• **Extrait du texte**
+ + + + +
L'enquête comprend donc une dimension locale qui fait qu'elle est spécifique à l'endroit, et non pas générique indépendamment de la géographie ou des individus. L'implication de Caroline Baldwin se fait naturellement par un ancien amour de son grand-père, et la progression de l'enquête repose sur des rencontres, des discussions et un peu d'observation, le scénariste misant sur le naturalisme plutôt que sur les scènes d'action spectaculaires. Cela ne veut pas dire pour autant que le lecteur assiste à une enquête menée par Miss Marple, majoritairement depuis son fauteuil. Outre le voyage en bus sous la neige, le lecteur voit Caroline Baldwin aller espionner de nuit, s'enfuir en motoneige, poursuivie par d'autres motoneiges. Il se demande ce qu'elle a vraiment découvert et quelle est la nature du crime. La découverte fait sens, avec un motif original et des circonstances spécifiques à la région, à son isolement. Enfin, André Taymans explicite la nature du grand marcheur évoqué dans le titre.
Le lecteur accompagne avec plaisir Caroline Baldwin dans le grand nord canadien pour une enquête plus posée que d'habitude, lui permettant de découvrir un village en passe d'être déménagé, de regarder autour de lui les installations, et les habitants. Il voit le monde en train de changer du fait du réchauffement climatique, des habitants résignés à l'obligation de déménager, des secrets qui pèsent sur la communauté, une jeune femme faillible (elle se laisse enfermer) qui ne lâchera pas le morceau tant qu'elle n'aura pas découvert la vérité, qui fait face à des personnes avec plus d'années qu'elle, sans s'en laisser conter. La résolution fait apparaître qu'il n'y a pas de bonne de solution, qu'une communauté doit s'organiser pour perdurer, tout en supportant le poids de la culpabilité cachée. Le lecteur en ressort avec un goût de trop peu, ces thèmes n'étant pas très développés.
À la lecture de ton article, on ressent effectivement une forme de frustration due au manque de développement de plusieurs thèmes.
RépondreSupprimerDu coup, je me demande si cette région, bien que ce village soit fictif, a déjà connu des déplacements de certains de ses villages.
Toi qui es déjà allé au Canada, es-tu monté jusqu'à ces latitudes-là ?
Non, au plus haut, j'étais encore à 1.500km plus au sud.
RépondreSupprimerPour les villages menacés, je n'avais pas eu la curiosité de me renseigner. J'ai comblé cette lacune : oui, ça existe.
+ + + + +
• **Travail demandé**
Recopiez mot pour mot le passage de l'extrait sur l'enquête de Caroline Baldwin qui débute aux mots « Le lecteur accompagne » et se termine après « pas très développés. ».

Données de prédiction de cadres de délimitation:
+ + + + +
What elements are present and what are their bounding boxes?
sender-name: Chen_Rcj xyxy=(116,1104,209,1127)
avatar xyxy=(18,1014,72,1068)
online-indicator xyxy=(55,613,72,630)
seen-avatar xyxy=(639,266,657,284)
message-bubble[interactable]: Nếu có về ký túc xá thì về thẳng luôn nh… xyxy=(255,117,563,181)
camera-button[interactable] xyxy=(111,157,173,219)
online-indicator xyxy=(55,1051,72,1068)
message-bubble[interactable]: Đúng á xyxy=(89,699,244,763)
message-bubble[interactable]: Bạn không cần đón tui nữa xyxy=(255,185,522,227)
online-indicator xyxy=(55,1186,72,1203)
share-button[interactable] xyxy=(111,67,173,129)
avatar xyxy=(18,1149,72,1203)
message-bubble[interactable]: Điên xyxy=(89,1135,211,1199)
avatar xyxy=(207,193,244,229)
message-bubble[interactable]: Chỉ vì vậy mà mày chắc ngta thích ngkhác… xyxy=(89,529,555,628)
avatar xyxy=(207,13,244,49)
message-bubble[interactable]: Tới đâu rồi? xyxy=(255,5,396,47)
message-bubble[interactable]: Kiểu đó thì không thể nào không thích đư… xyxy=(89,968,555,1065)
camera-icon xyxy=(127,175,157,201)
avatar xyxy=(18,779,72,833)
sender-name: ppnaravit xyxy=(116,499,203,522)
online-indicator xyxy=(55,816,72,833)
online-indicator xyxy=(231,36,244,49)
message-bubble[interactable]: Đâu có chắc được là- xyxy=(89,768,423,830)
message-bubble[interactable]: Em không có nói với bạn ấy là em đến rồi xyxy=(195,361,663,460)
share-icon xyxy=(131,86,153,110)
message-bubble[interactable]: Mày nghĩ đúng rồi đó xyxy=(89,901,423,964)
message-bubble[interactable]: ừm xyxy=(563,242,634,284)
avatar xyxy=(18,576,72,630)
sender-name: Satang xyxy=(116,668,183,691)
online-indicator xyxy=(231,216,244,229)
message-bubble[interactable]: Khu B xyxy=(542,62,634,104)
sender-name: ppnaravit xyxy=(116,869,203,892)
+ + + + +
• **Tâche réalisée**
Le lecteur accompagne avec plaisir Caroline Baldwin dans le grand nord canadien pour une enquête plus posée que d'habitude, lui permettant de découvrir un village en passe d'être déménagé, de regarder autour de lui les installations, et les habitants. Il voit le monde en train de changer du fait du réchauffement climatique, des habitants résignés à l'obligation de déménager, des secrets qui pèsent sur la communauté, une jeune femme faillible (elle se laisse enfermer) qui ne lâchera pas le morceau tant qu'elle n'aura pas découvert la vérité, qui fait face à des personnes avec plus d'années qu'elle, sans s'en laisser conter. La résolution fait apparaître qu'il n'y a pas de bonne de solution, qu'une communauté doit s'organiser pour perdurer, tout en supportant le poids de la culpabilité cachée. Le lecteur en ressort avec un goût de trop peu, ces thèmes n'étant pas très développés.